Please give the listing again, word for word, with nothing left out.

◆ **Extracted material**:
..........
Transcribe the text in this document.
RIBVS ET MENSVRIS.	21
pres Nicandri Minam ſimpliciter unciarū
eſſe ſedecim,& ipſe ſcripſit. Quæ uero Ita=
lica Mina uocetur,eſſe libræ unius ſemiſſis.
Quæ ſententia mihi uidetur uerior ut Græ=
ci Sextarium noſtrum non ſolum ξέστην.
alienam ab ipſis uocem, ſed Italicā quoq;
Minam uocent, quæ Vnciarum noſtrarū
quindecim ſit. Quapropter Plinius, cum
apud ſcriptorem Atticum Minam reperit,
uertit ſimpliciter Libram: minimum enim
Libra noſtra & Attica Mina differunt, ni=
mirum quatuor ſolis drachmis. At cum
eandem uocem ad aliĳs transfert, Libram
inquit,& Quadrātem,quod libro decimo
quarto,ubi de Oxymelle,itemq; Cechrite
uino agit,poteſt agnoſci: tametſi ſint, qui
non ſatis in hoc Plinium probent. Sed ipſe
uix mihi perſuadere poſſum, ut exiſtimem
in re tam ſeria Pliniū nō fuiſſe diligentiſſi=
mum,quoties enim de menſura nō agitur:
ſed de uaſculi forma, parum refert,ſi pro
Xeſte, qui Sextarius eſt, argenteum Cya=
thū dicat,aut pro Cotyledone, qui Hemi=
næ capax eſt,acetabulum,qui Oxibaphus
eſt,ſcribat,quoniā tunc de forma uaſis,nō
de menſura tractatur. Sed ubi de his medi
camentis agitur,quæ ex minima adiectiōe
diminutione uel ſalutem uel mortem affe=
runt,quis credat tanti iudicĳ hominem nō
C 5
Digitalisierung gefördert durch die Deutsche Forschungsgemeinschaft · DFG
..........
◆ **Exercise answer**:
Transcribe the text in this document.
RIBVS ET MENSVRIS.	21
pres Nicandri Minam ſimpliciter unciarū
eſſe ſedecim,& ipſe ſcripſit. Quæ uero Ita=
lica Mina uocetur,eſſe libræ unius ſemiſſis.
Quæ ſententia mihi uidetur uerior ut Græ=
ci Sextarium noſtrum non ſolum ξέστην.
alienam ab ipſis uocem, ſed Italicā quoq;
Minam uocent, quæ Vnciarum noſtrarū
quindecim ſit. Quapropter Plinius, cum
apud ſcriptorem Atticum Minam reperit,
uertit ſimpliciter Libram: minimum enim
Libra noſtra & Attica Mina differunt, ni=
mirum quatuor ſolis drachmis. At cum
eandem uocem ad aliĳs transfert, Libram
inquit,& Quadrātem,quod libro decimo
quarto,ubi de Oxymelle,itemq; Cechrite
uino agit,poteſt agnoſci: tametſi ſint, qui
non ſatis in hoc Plinium probent. Sed ipſe
uix mihi perſuadere poſſum, ut exiſtimem
in re tam ſeria Pliniū nō fuiſſe diligentiſſi=
mum,quoties enim de menſura nō agitur:
ſed de uaſculi forma, parum refert,ſi pro
Xeſte, qui Sextarius eſt, argenteum Cya=
thū dicat,aut pro Cotyledone, qui Hemi=
næ capax eſt,acetabulum,qui Oxibaphus
eſt,ſcribat,quoniā tunc de forma uaſis,nō
de menſura tractatur. Sed ubi de his medi
camentis agitur,quæ ex minima adiectiōe
diminutione uel ſalutem uel mortem affe=
runt,quis credat tanti iudicĳ hominem nō
C 5
Digitalisierung gefördert durch die Deutsche Forschungsgemeinschaft · DFG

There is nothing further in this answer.